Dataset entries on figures
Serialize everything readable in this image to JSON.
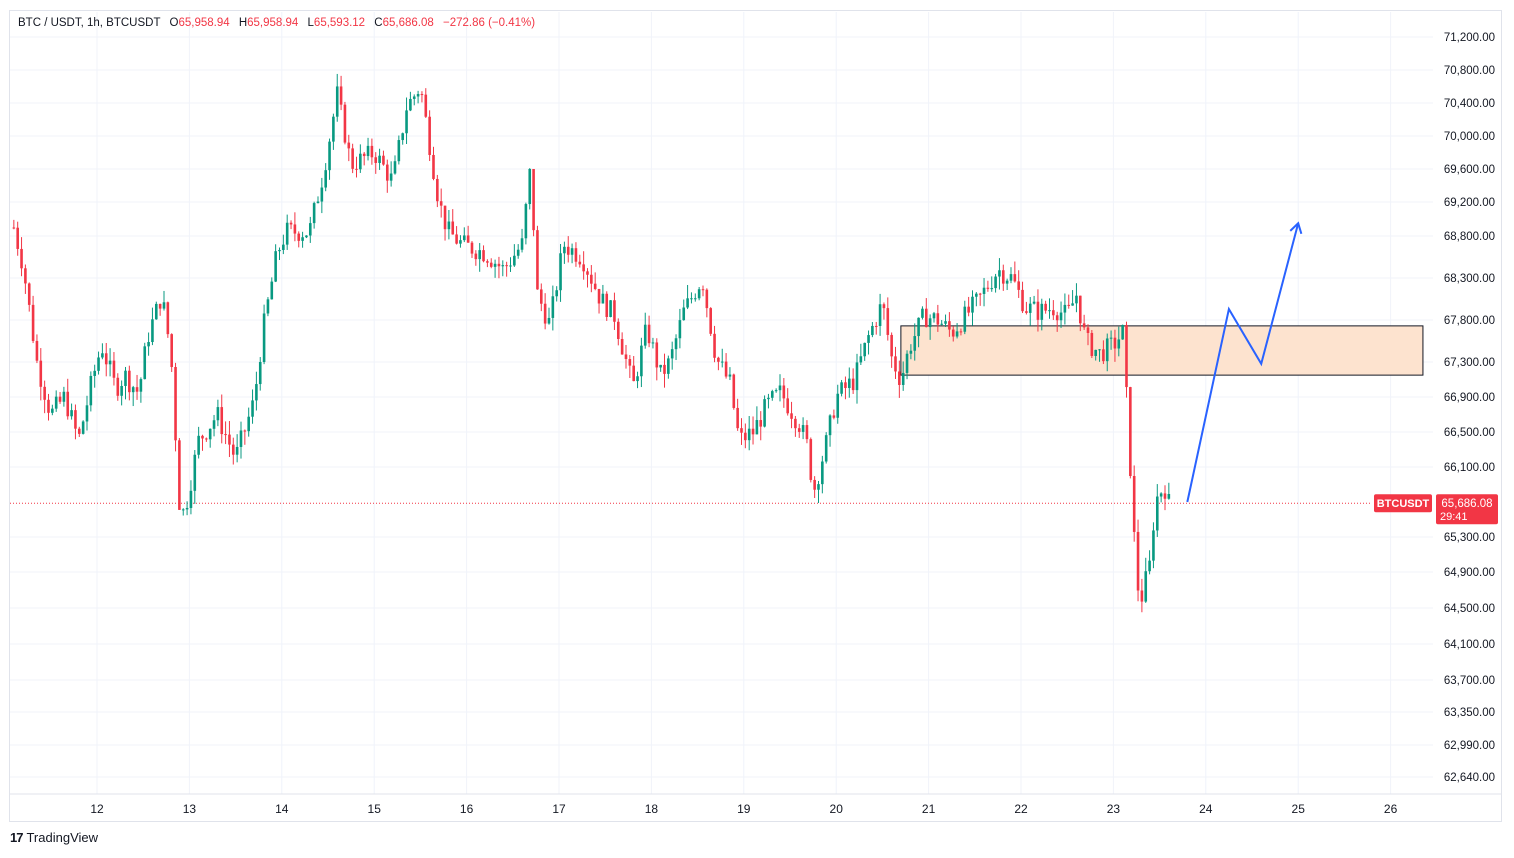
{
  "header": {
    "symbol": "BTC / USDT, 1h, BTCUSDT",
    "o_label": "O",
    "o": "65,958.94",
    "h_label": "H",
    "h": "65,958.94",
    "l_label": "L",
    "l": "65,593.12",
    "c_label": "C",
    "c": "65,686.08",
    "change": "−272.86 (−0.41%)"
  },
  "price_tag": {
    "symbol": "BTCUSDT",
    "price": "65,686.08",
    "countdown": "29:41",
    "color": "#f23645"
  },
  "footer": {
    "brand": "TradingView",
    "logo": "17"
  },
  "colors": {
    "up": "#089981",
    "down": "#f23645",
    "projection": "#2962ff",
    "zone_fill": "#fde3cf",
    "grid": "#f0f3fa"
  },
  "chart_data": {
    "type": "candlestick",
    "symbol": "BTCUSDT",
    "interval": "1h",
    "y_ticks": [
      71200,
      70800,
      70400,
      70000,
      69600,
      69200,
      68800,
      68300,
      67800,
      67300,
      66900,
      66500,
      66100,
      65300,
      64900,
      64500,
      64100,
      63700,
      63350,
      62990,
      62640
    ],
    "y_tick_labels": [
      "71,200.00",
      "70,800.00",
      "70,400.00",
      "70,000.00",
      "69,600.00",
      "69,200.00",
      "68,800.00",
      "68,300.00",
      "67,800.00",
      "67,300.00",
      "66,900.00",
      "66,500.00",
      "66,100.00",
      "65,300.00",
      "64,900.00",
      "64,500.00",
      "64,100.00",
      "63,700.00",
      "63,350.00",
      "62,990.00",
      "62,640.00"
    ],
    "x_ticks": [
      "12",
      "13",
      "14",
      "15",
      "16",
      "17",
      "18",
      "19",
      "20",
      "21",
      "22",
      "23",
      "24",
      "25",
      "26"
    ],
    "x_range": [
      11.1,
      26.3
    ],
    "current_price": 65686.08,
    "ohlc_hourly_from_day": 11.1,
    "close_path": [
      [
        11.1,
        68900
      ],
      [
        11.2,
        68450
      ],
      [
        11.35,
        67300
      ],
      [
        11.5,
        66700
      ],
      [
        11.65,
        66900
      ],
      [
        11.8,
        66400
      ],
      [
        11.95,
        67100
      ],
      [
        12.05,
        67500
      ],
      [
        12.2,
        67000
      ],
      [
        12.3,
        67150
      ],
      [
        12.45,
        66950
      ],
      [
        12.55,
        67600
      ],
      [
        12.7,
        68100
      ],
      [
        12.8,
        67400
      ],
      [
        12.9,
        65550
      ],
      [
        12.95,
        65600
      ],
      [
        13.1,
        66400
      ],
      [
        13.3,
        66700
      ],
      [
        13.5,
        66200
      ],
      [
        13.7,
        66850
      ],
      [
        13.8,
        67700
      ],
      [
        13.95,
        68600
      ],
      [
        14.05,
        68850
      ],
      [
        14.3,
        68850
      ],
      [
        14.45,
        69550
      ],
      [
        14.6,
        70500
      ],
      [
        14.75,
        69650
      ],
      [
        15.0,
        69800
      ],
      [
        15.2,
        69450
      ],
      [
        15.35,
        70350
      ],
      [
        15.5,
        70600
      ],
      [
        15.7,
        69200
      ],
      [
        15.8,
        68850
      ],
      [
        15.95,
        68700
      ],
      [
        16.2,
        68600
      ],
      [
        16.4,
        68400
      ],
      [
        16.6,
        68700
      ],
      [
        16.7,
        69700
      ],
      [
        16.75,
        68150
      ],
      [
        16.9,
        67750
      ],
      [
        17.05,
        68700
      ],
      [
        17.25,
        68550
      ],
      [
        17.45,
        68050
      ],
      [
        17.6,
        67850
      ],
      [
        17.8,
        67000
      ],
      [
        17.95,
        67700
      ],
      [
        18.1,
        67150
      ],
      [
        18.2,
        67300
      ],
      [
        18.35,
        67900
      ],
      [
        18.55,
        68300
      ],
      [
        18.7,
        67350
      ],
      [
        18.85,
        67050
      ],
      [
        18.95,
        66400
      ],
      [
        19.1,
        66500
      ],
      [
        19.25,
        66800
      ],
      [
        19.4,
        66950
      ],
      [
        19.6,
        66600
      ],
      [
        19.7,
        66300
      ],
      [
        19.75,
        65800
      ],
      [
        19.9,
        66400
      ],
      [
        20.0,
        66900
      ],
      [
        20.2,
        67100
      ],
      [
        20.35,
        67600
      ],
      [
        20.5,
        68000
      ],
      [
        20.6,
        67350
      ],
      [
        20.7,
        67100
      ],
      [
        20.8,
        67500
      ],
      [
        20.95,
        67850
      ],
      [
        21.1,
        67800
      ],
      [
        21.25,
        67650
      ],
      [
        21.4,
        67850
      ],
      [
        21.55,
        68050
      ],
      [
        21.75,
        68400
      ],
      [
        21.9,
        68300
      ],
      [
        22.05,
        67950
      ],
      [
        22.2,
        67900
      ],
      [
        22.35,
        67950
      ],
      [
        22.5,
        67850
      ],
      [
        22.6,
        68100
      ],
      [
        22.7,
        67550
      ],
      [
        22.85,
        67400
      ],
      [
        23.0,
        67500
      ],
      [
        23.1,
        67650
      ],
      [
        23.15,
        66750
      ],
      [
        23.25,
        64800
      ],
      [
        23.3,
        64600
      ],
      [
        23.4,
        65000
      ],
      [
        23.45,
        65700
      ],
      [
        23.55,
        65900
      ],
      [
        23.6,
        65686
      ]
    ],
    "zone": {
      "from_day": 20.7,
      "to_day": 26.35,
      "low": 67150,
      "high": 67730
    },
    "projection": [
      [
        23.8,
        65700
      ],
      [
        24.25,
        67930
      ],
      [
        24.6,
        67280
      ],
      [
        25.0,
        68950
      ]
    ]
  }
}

**To be done**
Without the pictures, print the records in full, exactly as they appear.

**Written response**
Serialize everything readable in this image to JSON.
{
  "header": {
    "symbol": "BTC / USDT, 1h, BTCUSDT",
    "o_label": "O",
    "o": "65,958.94",
    "h_label": "H",
    "h": "65,958.94",
    "l_label": "L",
    "l": "65,593.12",
    "c_label": "C",
    "c": "65,686.08",
    "change": "−272.86 (−0.41%)"
  },
  "price_tag": {
    "symbol": "BTCUSDT",
    "price": "65,686.08",
    "countdown": "29:41",
    "color": "#f23645"
  },
  "footer": {
    "brand": "TradingView",
    "logo": "17"
  },
  "colors": {
    "up": "#089981",
    "down": "#f23645",
    "projection": "#2962ff",
    "zone_fill": "#fde3cf",
    "grid": "#f0f3fa"
  },
  "chart_data": {
    "type": "candlestick",
    "symbol": "BTCUSDT",
    "interval": "1h",
    "y_ticks": [
      71200,
      70800,
      70400,
      70000,
      69600,
      69200,
      68800,
      68300,
      67800,
      67300,
      66900,
      66500,
      66100,
      65300,
      64900,
      64500,
      64100,
      63700,
      63350,
      62990,
      62640
    ],
    "y_tick_labels": [
      "71,200.00",
      "70,800.00",
      "70,400.00",
      "70,000.00",
      "69,600.00",
      "69,200.00",
      "68,800.00",
      "68,300.00",
      "67,800.00",
      "67,300.00",
      "66,900.00",
      "66,500.00",
      "66,100.00",
      "65,300.00",
      "64,900.00",
      "64,500.00",
      "64,100.00",
      "63,700.00",
      "63,350.00",
      "62,990.00",
      "62,640.00"
    ],
    "x_ticks": [
      "12",
      "13",
      "14",
      "15",
      "16",
      "17",
      "18",
      "19",
      "20",
      "21",
      "22",
      "23",
      "24",
      "25",
      "26"
    ],
    "x_range": [
      11.1,
      26.3
    ],
    "current_price": 65686.08,
    "ohlc_hourly_from_day": 11.1,
    "close_path": [
      [
        11.1,
        68900
      ],
      [
        11.2,
        68450
      ],
      [
        11.35,
        67300
      ],
      [
        11.5,
        66700
      ],
      [
        11.65,
        66900
      ],
      [
        11.8,
        66400
      ],
      [
        11.95,
        67100
      ],
      [
        12.05,
        67500
      ],
      [
        12.2,
        67000
      ],
      [
        12.3,
        67150
      ],
      [
        12.45,
        66950
      ],
      [
        12.55,
        67600
      ],
      [
        12.7,
        68100
      ],
      [
        12.8,
        67400
      ],
      [
        12.9,
        65550
      ],
      [
        12.95,
        65600
      ],
      [
        13.1,
        66400
      ],
      [
        13.3,
        66700
      ],
      [
        13.5,
        66200
      ],
      [
        13.7,
        66850
      ],
      [
        13.8,
        67700
      ],
      [
        13.95,
        68600
      ],
      [
        14.05,
        68850
      ],
      [
        14.3,
        68850
      ],
      [
        14.45,
        69550
      ],
      [
        14.6,
        70500
      ],
      [
        14.75,
        69650
      ],
      [
        15.0,
        69800
      ],
      [
        15.2,
        69450
      ],
      [
        15.35,
        70350
      ],
      [
        15.5,
        70600
      ],
      [
        15.7,
        69200
      ],
      [
        15.8,
        68850
      ],
      [
        15.95,
        68700
      ],
      [
        16.2,
        68600
      ],
      [
        16.4,
        68400
      ],
      [
        16.6,
        68700
      ],
      [
        16.7,
        69700
      ],
      [
        16.75,
        68150
      ],
      [
        16.9,
        67750
      ],
      [
        17.05,
        68700
      ],
      [
        17.25,
        68550
      ],
      [
        17.45,
        68050
      ],
      [
        17.6,
        67850
      ],
      [
        17.8,
        67000
      ],
      [
        17.95,
        67700
      ],
      [
        18.1,
        67150
      ],
      [
        18.2,
        67300
      ],
      [
        18.35,
        67900
      ],
      [
        18.55,
        68300
      ],
      [
        18.7,
        67350
      ],
      [
        18.85,
        67050
      ],
      [
        18.95,
        66400
      ],
      [
        19.1,
        66500
      ],
      [
        19.25,
        66800
      ],
      [
        19.4,
        66950
      ],
      [
        19.6,
        66600
      ],
      [
        19.7,
        66300
      ],
      [
        19.75,
        65800
      ],
      [
        19.9,
        66400
      ],
      [
        20.0,
        66900
      ],
      [
        20.2,
        67100
      ],
      [
        20.35,
        67600
      ],
      [
        20.5,
        68000
      ],
      [
        20.6,
        67350
      ],
      [
        20.7,
        67100
      ],
      [
        20.8,
        67500
      ],
      [
        20.95,
        67850
      ],
      [
        21.1,
        67800
      ],
      [
        21.25,
        67650
      ],
      [
        21.4,
        67850
      ],
      [
        21.55,
        68050
      ],
      [
        21.75,
        68400
      ],
      [
        21.9,
        68300
      ],
      [
        22.05,
        67950
      ],
      [
        22.2,
        67900
      ],
      [
        22.35,
        67950
      ],
      [
        22.5,
        67850
      ],
      [
        22.6,
        68100
      ],
      [
        22.7,
        67550
      ],
      [
        22.85,
        67400
      ],
      [
        23.0,
        67500
      ],
      [
        23.1,
        67650
      ],
      [
        23.15,
        66750
      ],
      [
        23.25,
        64800
      ],
      [
        23.3,
        64600
      ],
      [
        23.4,
        65000
      ],
      [
        23.45,
        65700
      ],
      [
        23.55,
        65900
      ],
      [
        23.6,
        65686
      ]
    ],
    "zone": {
      "from_day": 20.7,
      "to_day": 26.35,
      "low": 67150,
      "high": 67730
    },
    "projection": [
      [
        23.8,
        65700
      ],
      [
        24.25,
        67930
      ],
      [
        24.6,
        67280
      ],
      [
        25.0,
        68950
      ]
    ]
  }
}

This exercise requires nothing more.